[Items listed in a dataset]

——

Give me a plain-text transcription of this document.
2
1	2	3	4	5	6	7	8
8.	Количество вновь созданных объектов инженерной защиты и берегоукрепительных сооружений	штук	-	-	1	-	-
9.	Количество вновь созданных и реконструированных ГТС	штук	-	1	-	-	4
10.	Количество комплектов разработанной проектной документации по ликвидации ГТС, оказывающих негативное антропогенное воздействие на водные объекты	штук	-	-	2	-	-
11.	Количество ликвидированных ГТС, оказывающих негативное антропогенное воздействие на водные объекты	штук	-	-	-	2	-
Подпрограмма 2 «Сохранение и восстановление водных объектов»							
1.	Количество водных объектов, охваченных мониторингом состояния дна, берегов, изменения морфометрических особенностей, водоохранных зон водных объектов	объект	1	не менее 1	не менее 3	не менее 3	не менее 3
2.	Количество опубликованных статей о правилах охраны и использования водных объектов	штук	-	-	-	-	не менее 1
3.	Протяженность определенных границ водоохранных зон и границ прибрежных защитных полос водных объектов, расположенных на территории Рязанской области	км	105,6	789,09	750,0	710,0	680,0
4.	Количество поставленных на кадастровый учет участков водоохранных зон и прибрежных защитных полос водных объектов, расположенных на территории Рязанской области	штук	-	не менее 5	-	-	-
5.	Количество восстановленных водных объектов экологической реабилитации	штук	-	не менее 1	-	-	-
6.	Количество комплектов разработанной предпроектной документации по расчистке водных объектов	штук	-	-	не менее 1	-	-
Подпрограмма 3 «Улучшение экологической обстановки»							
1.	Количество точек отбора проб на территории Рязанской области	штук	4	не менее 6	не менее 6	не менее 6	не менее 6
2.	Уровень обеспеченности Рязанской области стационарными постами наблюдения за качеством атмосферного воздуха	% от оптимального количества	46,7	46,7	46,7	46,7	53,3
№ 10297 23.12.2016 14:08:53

——

* [Written task]:
Reproduce the listing in full. Keep it exactly as written.

* [Solution to this problem]:
Give me a plain-text transcription of this document.
2
1	2	3	4	5	6	7	8
8.	Количество вновь созданных объектов инженерной защиты и берегоукрепительных сооружений	штук	-	-	1	-	-
9.	Количество вновь созданных и реконструированных ГТС	штук	-	1	-	-	4
10.	Количество комплектов разработанной проектной документации по ликвидации ГТС, оказывающих негативное антропогенное воздействие на водные объекты	штук	-	-	2	-	-
11.	Количество ликвидированных ГТС, оказывающих негативное антропогенное воздействие на водные объекты	штук	-	-	-	2	-
Подпрограмма 2 «Сохранение и восстановление водных объектов»							
1.	Количество водных объектов, охваченных мониторингом состояния дна, берегов, изменения морфометрических особенностей, водоохранных зон водных объектов	объект	1	не менее 1	не менее 3	не менее 3	не менее 3
2.	Количество опубликованных статей о правилах охраны и использования водных объектов	штук	-	-	-	-	не менее 1
3.	Протяженность определенных границ водоохранных зон и границ прибрежных защитных полос водных объектов, расположенных на территории Рязанской области	км	105,6	789,09	750,0	710,0	680,0
4.	Количество поставленных на кадастровый учет участков водоохранных зон и прибрежных защитных полос водных объектов, расположенных на территории Рязанской области	штук	-	не менее 5	-	-	-
5.	Количество восстановленных водных объектов экологической реабилитации	штук	-	не менее 1	-	-	-
6.	Количество комплектов разработанной предпроектной документации по расчистке водных объектов	штук	-	-	не менее 1	-	-
Подпрограмма 3 «Улучшение экологической обстановки»							
1.	Количество точек отбора проб на территории Рязанской области	штук	4	не менее 6	не менее 6	не менее 6	не менее 6
2.	Уровень обеспеченности Рязанской области стационарными постами наблюдения за качеством атмосферного воздуха	% от оптимального количества	46,7	46,7	46,7	46,7	53,3
№ 10297 23.12.2016 14:08:53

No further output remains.